→ **WORK TO BE COMPLETED**
In your copy, leave out the pictures; write out all the data exactly.

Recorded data

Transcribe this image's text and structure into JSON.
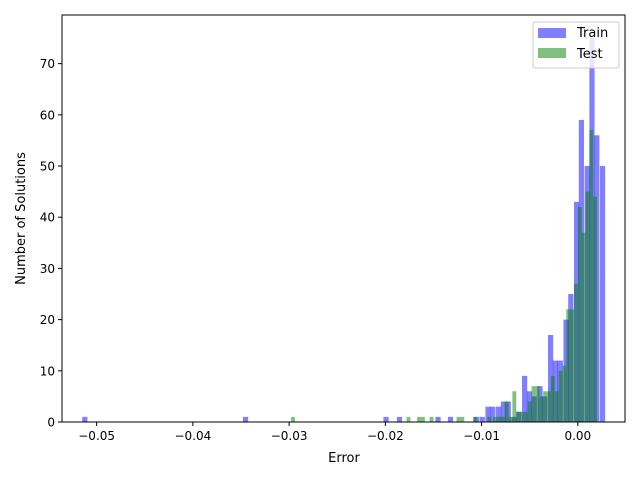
{
  "chart_data": {
    "type": "histogram",
    "xlabel": "Error",
    "ylabel": "Number of Solutions",
    "xlim": [
      -0.0536,
      0.0049
    ],
    "ylim": [
      0,
      79.5
    ],
    "xticks": [
      -0.05,
      -0.04,
      -0.03,
      -0.02,
      -0.01,
      0.0
    ],
    "xtick_labels": [
      "−0.05",
      "−0.04",
      "−0.03",
      "−0.02",
      "−0.01",
      "0.00"
    ],
    "yticks": [
      0,
      10,
      20,
      30,
      40,
      50,
      60,
      70
    ],
    "ytick_labels": [
      "0",
      "10",
      "20",
      "30",
      "40",
      "50",
      "60",
      "70"
    ],
    "legend_position": "top-right",
    "grid": false,
    "series": [
      {
        "name": "Train",
        "color": "#0000ff",
        "alpha": 0.5,
        "bin_width": 0.00054,
        "bins": [
          [
            -0.0515,
            1
          ],
          [
            -0.0348,
            1
          ],
          [
            -0.0202,
            1
          ],
          [
            -0.0188,
            1
          ],
          [
            -0.0148,
            1
          ],
          [
            -0.0135,
            1
          ],
          [
            -0.0108,
            1
          ],
          [
            -0.0102,
            1
          ],
          [
            -0.0096,
            3
          ],
          [
            -0.0091,
            3
          ],
          [
            -0.0085,
            3
          ],
          [
            -0.008,
            4
          ],
          [
            -0.0075,
            4
          ],
          [
            -0.0069,
            1
          ],
          [
            -0.0064,
            2
          ],
          [
            -0.0058,
            9
          ],
          [
            -0.0053,
            6
          ],
          [
            -0.0048,
            5
          ],
          [
            -0.0042,
            7
          ],
          [
            -0.0037,
            5
          ],
          [
            -0.0031,
            17
          ],
          [
            -0.0026,
            12
          ],
          [
            -0.0021,
            12
          ],
          [
            -0.0015,
            20
          ],
          [
            -0.001,
            25
          ],
          [
            -0.0004,
            43
          ],
          [
            0.0001,
            59
          ],
          [
            0.0007,
            50
          ],
          [
            0.0012,
            75
          ],
          [
            0.0017,
            56
          ],
          [
            0.0023,
            50
          ]
        ]
      },
      {
        "name": "Test",
        "color": "#008000",
        "alpha": 0.5,
        "bin_width": 0.0004,
        "bins": [
          [
            -0.0298,
            1
          ],
          [
            -0.0178,
            1
          ],
          [
            -0.0167,
            1
          ],
          [
            -0.0163,
            1
          ],
          [
            -0.0154,
            1
          ],
          [
            -0.0126,
            1
          ],
          [
            -0.0122,
            1
          ],
          [
            -0.0109,
            1
          ],
          [
            -0.0094,
            1
          ],
          [
            -0.0088,
            1
          ],
          [
            -0.0084,
            1
          ],
          [
            -0.008,
            1
          ],
          [
            -0.0076,
            4
          ],
          [
            -0.0072,
            1
          ],
          [
            -0.0068,
            6
          ],
          [
            -0.0064,
            2
          ],
          [
            -0.006,
            2
          ],
          [
            -0.0056,
            2
          ],
          [
            -0.0052,
            4
          ],
          [
            -0.0048,
            7
          ],
          [
            -0.0044,
            7
          ],
          [
            -0.004,
            5
          ],
          [
            -0.0036,
            6
          ],
          [
            -0.0032,
            6
          ],
          [
            -0.0028,
            9
          ],
          [
            -0.0024,
            6
          ],
          [
            -0.002,
            10
          ],
          [
            -0.0016,
            11
          ],
          [
            -0.0012,
            22
          ],
          [
            -0.0008,
            22
          ],
          [
            -0.0004,
            27
          ],
          [
            0.0,
            42
          ],
          [
            0.0004,
            37
          ],
          [
            0.0008,
            45
          ],
          [
            0.0012,
            57
          ],
          [
            0.0016,
            44
          ]
        ]
      }
    ]
  }
}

→ **WRITTEN SOLUTION**
Transcribe this image's text and structure into JSON.
{
  "chart_data": {
    "type": "histogram",
    "xlabel": "Error",
    "ylabel": "Number of Solutions",
    "xlim": [
      -0.0536,
      0.0049
    ],
    "ylim": [
      0,
      79.5
    ],
    "xticks": [
      -0.05,
      -0.04,
      -0.03,
      -0.02,
      -0.01,
      0.0
    ],
    "xtick_labels": [
      "−0.05",
      "−0.04",
      "−0.03",
      "−0.02",
      "−0.01",
      "0.00"
    ],
    "yticks": [
      0,
      10,
      20,
      30,
      40,
      50,
      60,
      70
    ],
    "ytick_labels": [
      "0",
      "10",
      "20",
      "30",
      "40",
      "50",
      "60",
      "70"
    ],
    "legend_position": "top-right",
    "grid": false,
    "series": [
      {
        "name": "Train",
        "color": "#0000ff",
        "alpha": 0.5,
        "bin_width": 0.00054,
        "bins": [
          [
            -0.0515,
            1
          ],
          [
            -0.0348,
            1
          ],
          [
            -0.0202,
            1
          ],
          [
            -0.0188,
            1
          ],
          [
            -0.0148,
            1
          ],
          [
            -0.0135,
            1
          ],
          [
            -0.0108,
            1
          ],
          [
            -0.0102,
            1
          ],
          [
            -0.0096,
            3
          ],
          [
            -0.0091,
            3
          ],
          [
            -0.0085,
            3
          ],
          [
            -0.008,
            4
          ],
          [
            -0.0075,
            4
          ],
          [
            -0.0069,
            1
          ],
          [
            -0.0064,
            2
          ],
          [
            -0.0058,
            9
          ],
          [
            -0.0053,
            6
          ],
          [
            -0.0048,
            5
          ],
          [
            -0.0042,
            7
          ],
          [
            -0.0037,
            5
          ],
          [
            -0.0031,
            17
          ],
          [
            -0.0026,
            12
          ],
          [
            -0.0021,
            12
          ],
          [
            -0.0015,
            20
          ],
          [
            -0.001,
            25
          ],
          [
            -0.0004,
            43
          ],
          [
            0.0001,
            59
          ],
          [
            0.0007,
            50
          ],
          [
            0.0012,
            75
          ],
          [
            0.0017,
            56
          ],
          [
            0.0023,
            50
          ]
        ]
      },
      {
        "name": "Test",
        "color": "#008000",
        "alpha": 0.5,
        "bin_width": 0.0004,
        "bins": [
          [
            -0.0298,
            1
          ],
          [
            -0.0178,
            1
          ],
          [
            -0.0167,
            1
          ],
          [
            -0.0163,
            1
          ],
          [
            -0.0154,
            1
          ],
          [
            -0.0126,
            1
          ],
          [
            -0.0122,
            1
          ],
          [
            -0.0109,
            1
          ],
          [
            -0.0094,
            1
          ],
          [
            -0.0088,
            1
          ],
          [
            -0.0084,
            1
          ],
          [
            -0.008,
            1
          ],
          [
            -0.0076,
            4
          ],
          [
            -0.0072,
            1
          ],
          [
            -0.0068,
            6
          ],
          [
            -0.0064,
            2
          ],
          [
            -0.006,
            2
          ],
          [
            -0.0056,
            2
          ],
          [
            -0.0052,
            4
          ],
          [
            -0.0048,
            7
          ],
          [
            -0.0044,
            7
          ],
          [
            -0.004,
            5
          ],
          [
            -0.0036,
            6
          ],
          [
            -0.0032,
            6
          ],
          [
            -0.0028,
            9
          ],
          [
            -0.0024,
            6
          ],
          [
            -0.002,
            10
          ],
          [
            -0.0016,
            11
          ],
          [
            -0.0012,
            22
          ],
          [
            -0.0008,
            22
          ],
          [
            -0.0004,
            27
          ],
          [
            0.0,
            42
          ],
          [
            0.0004,
            37
          ],
          [
            0.0008,
            45
          ],
          [
            0.0012,
            57
          ],
          [
            0.0016,
            44
          ]
        ]
      }
    ]
  }
}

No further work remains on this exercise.